• **ENTRIES SHOWN**:
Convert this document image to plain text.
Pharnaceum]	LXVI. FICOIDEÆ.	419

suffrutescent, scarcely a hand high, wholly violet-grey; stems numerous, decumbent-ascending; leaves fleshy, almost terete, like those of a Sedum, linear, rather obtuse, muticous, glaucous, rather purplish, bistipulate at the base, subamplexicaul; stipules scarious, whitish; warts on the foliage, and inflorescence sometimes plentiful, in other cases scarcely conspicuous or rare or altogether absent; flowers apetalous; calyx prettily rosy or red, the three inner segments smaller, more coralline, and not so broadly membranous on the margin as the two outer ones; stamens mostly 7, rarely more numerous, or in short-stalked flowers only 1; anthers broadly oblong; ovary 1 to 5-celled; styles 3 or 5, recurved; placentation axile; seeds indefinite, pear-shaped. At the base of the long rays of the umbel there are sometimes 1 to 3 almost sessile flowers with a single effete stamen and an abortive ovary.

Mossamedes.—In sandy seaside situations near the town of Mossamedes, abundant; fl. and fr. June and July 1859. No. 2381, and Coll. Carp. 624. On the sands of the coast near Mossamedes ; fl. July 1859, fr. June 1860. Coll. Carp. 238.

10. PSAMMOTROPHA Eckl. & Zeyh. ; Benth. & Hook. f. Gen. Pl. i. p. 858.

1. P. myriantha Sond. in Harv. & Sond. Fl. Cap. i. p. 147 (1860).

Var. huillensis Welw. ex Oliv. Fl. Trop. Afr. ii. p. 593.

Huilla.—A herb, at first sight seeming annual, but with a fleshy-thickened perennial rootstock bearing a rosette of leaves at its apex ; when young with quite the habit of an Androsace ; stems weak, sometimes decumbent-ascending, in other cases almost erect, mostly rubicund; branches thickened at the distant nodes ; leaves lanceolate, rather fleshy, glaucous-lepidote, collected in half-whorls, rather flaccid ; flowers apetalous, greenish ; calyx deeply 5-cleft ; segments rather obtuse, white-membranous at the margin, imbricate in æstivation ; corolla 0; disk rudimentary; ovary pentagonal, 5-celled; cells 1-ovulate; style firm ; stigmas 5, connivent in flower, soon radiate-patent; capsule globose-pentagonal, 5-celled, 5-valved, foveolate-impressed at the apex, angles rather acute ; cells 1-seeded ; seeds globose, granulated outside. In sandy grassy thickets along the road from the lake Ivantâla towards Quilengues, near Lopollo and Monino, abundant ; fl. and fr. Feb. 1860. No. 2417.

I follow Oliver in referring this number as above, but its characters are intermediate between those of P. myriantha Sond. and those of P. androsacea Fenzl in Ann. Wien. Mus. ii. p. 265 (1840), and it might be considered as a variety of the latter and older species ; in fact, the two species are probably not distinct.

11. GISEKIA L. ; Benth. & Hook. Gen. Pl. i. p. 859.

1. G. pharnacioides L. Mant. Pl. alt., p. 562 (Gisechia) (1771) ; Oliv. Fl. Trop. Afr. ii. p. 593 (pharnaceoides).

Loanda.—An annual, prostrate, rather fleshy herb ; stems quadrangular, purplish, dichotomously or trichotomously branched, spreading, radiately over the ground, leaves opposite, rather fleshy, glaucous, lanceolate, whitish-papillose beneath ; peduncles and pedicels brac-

• **PROBLEM TO SOLVE**: Give a count of the lines above that include the word "this", and add nothing to it.

• **ANSWER SECTION**: 2